_Set exercise_
Extract the records below word for word and ignore the images.

_Saved data entries_

--------------------------------

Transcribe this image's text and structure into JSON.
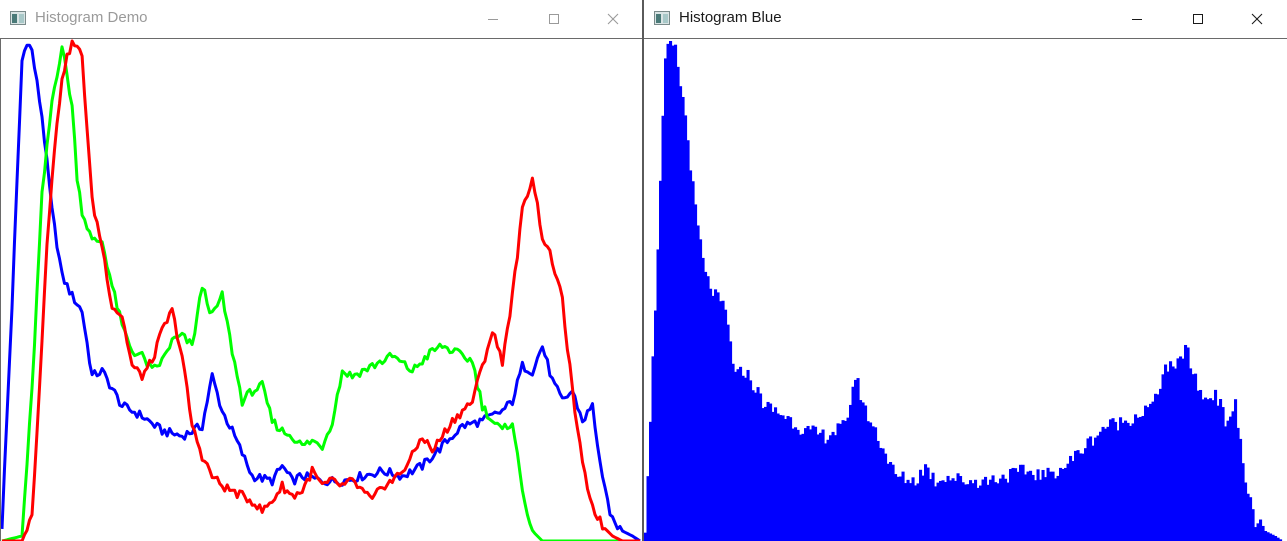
{
  "windows": [
    {
      "title": "Histogram Demo",
      "controls": [
        "minimize-icon",
        "maximize-icon",
        "close-icon"
      ],
      "active": false
    },
    {
      "title": "Histogram Blue",
      "controls": [
        "minimize-icon",
        "maximize-icon",
        "close-icon"
      ],
      "active": true
    }
  ],
  "colors": {
    "blue": "#0000ff",
    "green": "#00ff00",
    "red": "#ff0000",
    "inactive_title": "#9a9a9a",
    "active_title": "#1a1a1a"
  },
  "chart_data": [
    {
      "type": "line",
      "xlim": [
        0,
        255
      ],
      "ylim": [
        0,
        1
      ],
      "grid": false,
      "series": [
        {
          "color": "#0000ff",
          "x": [
            0,
            4,
            8,
            10,
            12,
            16,
            20,
            24,
            28,
            32,
            36,
            40,
            48,
            56,
            64,
            72,
            80,
            84,
            88,
            92,
            100,
            108,
            112,
            116,
            120,
            128,
            136,
            144,
            152,
            160,
            168,
            176,
            184,
            192,
            200,
            204,
            208,
            212,
            216,
            220,
            224,
            228,
            232,
            236,
            240,
            244,
            248,
            252,
            255
          ],
          "y": [
            0.03,
            0.47,
            0.96,
            1.0,
            0.98,
            0.85,
            0.66,
            0.53,
            0.49,
            0.46,
            0.33,
            0.34,
            0.27,
            0.25,
            0.22,
            0.21,
            0.23,
            0.33,
            0.26,
            0.22,
            0.13,
            0.12,
            0.15,
            0.12,
            0.13,
            0.12,
            0.12,
            0.13,
            0.14,
            0.13,
            0.15,
            0.19,
            0.23,
            0.24,
            0.26,
            0.28,
            0.35,
            0.34,
            0.39,
            0.32,
            0.28,
            0.3,
            0.24,
            0.27,
            0.12,
            0.04,
            0.02,
            0.01,
            0.0
          ]
        },
        {
          "color": "#00ff00",
          "x": [
            0,
            8,
            12,
            16,
            20,
            24,
            28,
            30,
            32,
            36,
            40,
            44,
            48,
            52,
            56,
            60,
            64,
            68,
            72,
            76,
            80,
            84,
            88,
            92,
            96,
            100,
            104,
            108,
            112,
            116,
            120,
            124,
            128,
            132,
            136,
            140,
            148,
            156,
            164,
            172,
            176,
            180,
            184,
            188,
            192,
            196,
            200,
            204,
            208,
            212,
            216,
            220,
            224,
            228,
            232,
            236,
            240,
            248,
            255
          ],
          "y": [
            0.0,
            0.01,
            0.3,
            0.69,
            0.88,
            0.99,
            0.87,
            0.73,
            0.66,
            0.6,
            0.6,
            0.51,
            0.43,
            0.38,
            0.37,
            0.34,
            0.36,
            0.4,
            0.41,
            0.39,
            0.51,
            0.45,
            0.49,
            0.38,
            0.28,
            0.3,
            0.31,
            0.24,
            0.22,
            0.21,
            0.19,
            0.2,
            0.19,
            0.24,
            0.34,
            0.33,
            0.35,
            0.37,
            0.34,
            0.38,
            0.39,
            0.38,
            0.37,
            0.36,
            0.27,
            0.24,
            0.22,
            0.24,
            0.1,
            0.02,
            0.0,
            0.0,
            0.0,
            0.0,
            0.0,
            0.0,
            0.0,
            0.0,
            0.0
          ]
        },
        {
          "color": "#ff0000",
          "x": [
            0,
            8,
            12,
            16,
            18,
            20,
            24,
            28,
            32,
            36,
            40,
            44,
            48,
            52,
            56,
            60,
            64,
            68,
            72,
            76,
            80,
            84,
            88,
            92,
            96,
            100,
            104,
            108,
            112,
            116,
            120,
            124,
            128,
            132,
            136,
            140,
            144,
            148,
            152,
            156,
            160,
            164,
            168,
            172,
            176,
            180,
            184,
            188,
            192,
            196,
            200,
            204,
            208,
            212,
            216,
            220,
            224,
            228,
            232,
            236,
            240,
            244,
            248,
            252,
            255
          ],
          "y": [
            0.0,
            0.0,
            0.05,
            0.4,
            0.6,
            0.73,
            0.93,
            1.0,
            0.97,
            0.68,
            0.59,
            0.47,
            0.45,
            0.35,
            0.33,
            0.36,
            0.42,
            0.46,
            0.37,
            0.23,
            0.17,
            0.13,
            0.11,
            0.1,
            0.09,
            0.08,
            0.06,
            0.08,
            0.11,
            0.09,
            0.1,
            0.14,
            0.11,
            0.12,
            0.11,
            0.12,
            0.1,
            0.08,
            0.11,
            0.12,
            0.14,
            0.17,
            0.21,
            0.18,
            0.21,
            0.24,
            0.26,
            0.28,
            0.35,
            0.42,
            0.36,
            0.49,
            0.66,
            0.73,
            0.61,
            0.56,
            0.48,
            0.3,
            0.15,
            0.07,
            0.03,
            0.01,
            0.0,
            0.0,
            0.0
          ]
        }
      ]
    },
    {
      "type": "bar",
      "xlim": [
        0,
        255
      ],
      "ylim": [
        0,
        1
      ],
      "grid": false,
      "series": [
        {
          "color": "#0000ff",
          "x": [
            0,
            4,
            8,
            10,
            12,
            16,
            20,
            24,
            28,
            32,
            36,
            40,
            48,
            56,
            64,
            72,
            80,
            84,
            88,
            92,
            100,
            108,
            112,
            116,
            120,
            128,
            136,
            144,
            152,
            160,
            168,
            176,
            184,
            192,
            200,
            204,
            208,
            212,
            216,
            220,
            224,
            228,
            232,
            236,
            240,
            244,
            248,
            252,
            255
          ],
          "y": [
            0.03,
            0.47,
            0.96,
            1.0,
            0.98,
            0.85,
            0.66,
            0.53,
            0.49,
            0.46,
            0.33,
            0.34,
            0.27,
            0.25,
            0.22,
            0.21,
            0.23,
            0.33,
            0.26,
            0.22,
            0.13,
            0.12,
            0.15,
            0.12,
            0.13,
            0.12,
            0.12,
            0.13,
            0.14,
            0.13,
            0.15,
            0.19,
            0.23,
            0.24,
            0.26,
            0.28,
            0.35,
            0.34,
            0.39,
            0.32,
            0.28,
            0.3,
            0.24,
            0.27,
            0.12,
            0.04,
            0.02,
            0.01,
            0.0
          ]
        }
      ]
    }
  ]
}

--------------------------------

_Output of the exercise_
Transcribe this image's text and structure into JSON.
{
  "windows": [
    {
      "title": "Histogram Demo",
      "controls": [
        "minimize-icon",
        "maximize-icon",
        "close-icon"
      ],
      "active": false
    },
    {
      "title": "Histogram Blue",
      "controls": [
        "minimize-icon",
        "maximize-icon",
        "close-icon"
      ],
      "active": true
    }
  ],
  "colors": {
    "blue": "#0000ff",
    "green": "#00ff00",
    "red": "#ff0000",
    "inactive_title": "#9a9a9a",
    "active_title": "#1a1a1a"
  },
  "chart_data": [
    {
      "type": "line",
      "xlim": [
        0,
        255
      ],
      "ylim": [
        0,
        1
      ],
      "grid": false,
      "series": [
        {
          "color": "#0000ff",
          "x": [
            0,
            4,
            8,
            10,
            12,
            16,
            20,
            24,
            28,
            32,
            36,
            40,
            48,
            56,
            64,
            72,
            80,
            84,
            88,
            92,
            100,
            108,
            112,
            116,
            120,
            128,
            136,
            144,
            152,
            160,
            168,
            176,
            184,
            192,
            200,
            204,
            208,
            212,
            216,
            220,
            224,
            228,
            232,
            236,
            240,
            244,
            248,
            252,
            255
          ],
          "y": [
            0.03,
            0.47,
            0.96,
            1.0,
            0.98,
            0.85,
            0.66,
            0.53,
            0.49,
            0.46,
            0.33,
            0.34,
            0.27,
            0.25,
            0.22,
            0.21,
            0.23,
            0.33,
            0.26,
            0.22,
            0.13,
            0.12,
            0.15,
            0.12,
            0.13,
            0.12,
            0.12,
            0.13,
            0.14,
            0.13,
            0.15,
            0.19,
            0.23,
            0.24,
            0.26,
            0.28,
            0.35,
            0.34,
            0.39,
            0.32,
            0.28,
            0.3,
            0.24,
            0.27,
            0.12,
            0.04,
            0.02,
            0.01,
            0.0
          ]
        },
        {
          "color": "#00ff00",
          "x": [
            0,
            8,
            12,
            16,
            20,
            24,
            28,
            30,
            32,
            36,
            40,
            44,
            48,
            52,
            56,
            60,
            64,
            68,
            72,
            76,
            80,
            84,
            88,
            92,
            96,
            100,
            104,
            108,
            112,
            116,
            120,
            124,
            128,
            132,
            136,
            140,
            148,
            156,
            164,
            172,
            176,
            180,
            184,
            188,
            192,
            196,
            200,
            204,
            208,
            212,
            216,
            220,
            224,
            228,
            232,
            236,
            240,
            248,
            255
          ],
          "y": [
            0.0,
            0.01,
            0.3,
            0.69,
            0.88,
            0.99,
            0.87,
            0.73,
            0.66,
            0.6,
            0.6,
            0.51,
            0.43,
            0.38,
            0.37,
            0.34,
            0.36,
            0.4,
            0.41,
            0.39,
            0.51,
            0.45,
            0.49,
            0.38,
            0.28,
            0.3,
            0.31,
            0.24,
            0.22,
            0.21,
            0.19,
            0.2,
            0.19,
            0.24,
            0.34,
            0.33,
            0.35,
            0.37,
            0.34,
            0.38,
            0.39,
            0.38,
            0.37,
            0.36,
            0.27,
            0.24,
            0.22,
            0.24,
            0.1,
            0.02,
            0.0,
            0.0,
            0.0,
            0.0,
            0.0,
            0.0,
            0.0,
            0.0,
            0.0
          ]
        },
        {
          "color": "#ff0000",
          "x": [
            0,
            8,
            12,
            16,
            18,
            20,
            24,
            28,
            32,
            36,
            40,
            44,
            48,
            52,
            56,
            60,
            64,
            68,
            72,
            76,
            80,
            84,
            88,
            92,
            96,
            100,
            104,
            108,
            112,
            116,
            120,
            124,
            128,
            132,
            136,
            140,
            144,
            148,
            152,
            156,
            160,
            164,
            168,
            172,
            176,
            180,
            184,
            188,
            192,
            196,
            200,
            204,
            208,
            212,
            216,
            220,
            224,
            228,
            232,
            236,
            240,
            244,
            248,
            252,
            255
          ],
          "y": [
            0.0,
            0.0,
            0.05,
            0.4,
            0.6,
            0.73,
            0.93,
            1.0,
            0.97,
            0.68,
            0.59,
            0.47,
            0.45,
            0.35,
            0.33,
            0.36,
            0.42,
            0.46,
            0.37,
            0.23,
            0.17,
            0.13,
            0.11,
            0.1,
            0.09,
            0.08,
            0.06,
            0.08,
            0.11,
            0.09,
            0.1,
            0.14,
            0.11,
            0.12,
            0.11,
            0.12,
            0.1,
            0.08,
            0.11,
            0.12,
            0.14,
            0.17,
            0.21,
            0.18,
            0.21,
            0.24,
            0.26,
            0.28,
            0.35,
            0.42,
            0.36,
            0.49,
            0.66,
            0.73,
            0.61,
            0.56,
            0.48,
            0.3,
            0.15,
            0.07,
            0.03,
            0.01,
            0.0,
            0.0,
            0.0
          ]
        }
      ]
    },
    {
      "type": "bar",
      "xlim": [
        0,
        255
      ],
      "ylim": [
        0,
        1
      ],
      "grid": false,
      "series": [
        {
          "color": "#0000ff",
          "x": [
            0,
            4,
            8,
            10,
            12,
            16,
            20,
            24,
            28,
            32,
            36,
            40,
            48,
            56,
            64,
            72,
            80,
            84,
            88,
            92,
            100,
            108,
            112,
            116,
            120,
            128,
            136,
            144,
            152,
            160,
            168,
            176,
            184,
            192,
            200,
            204,
            208,
            212,
            216,
            220,
            224,
            228,
            232,
            236,
            240,
            244,
            248,
            252,
            255
          ],
          "y": [
            0.03,
            0.47,
            0.96,
            1.0,
            0.98,
            0.85,
            0.66,
            0.53,
            0.49,
            0.46,
            0.33,
            0.34,
            0.27,
            0.25,
            0.22,
            0.21,
            0.23,
            0.33,
            0.26,
            0.22,
            0.13,
            0.12,
            0.15,
            0.12,
            0.13,
            0.12,
            0.12,
            0.13,
            0.14,
            0.13,
            0.15,
            0.19,
            0.23,
            0.24,
            0.26,
            0.28,
            0.35,
            0.34,
            0.39,
            0.32,
            0.28,
            0.3,
            0.24,
            0.27,
            0.12,
            0.04,
            0.02,
            0.01,
            0.0
          ]
        }
      ]
    }
  ]
}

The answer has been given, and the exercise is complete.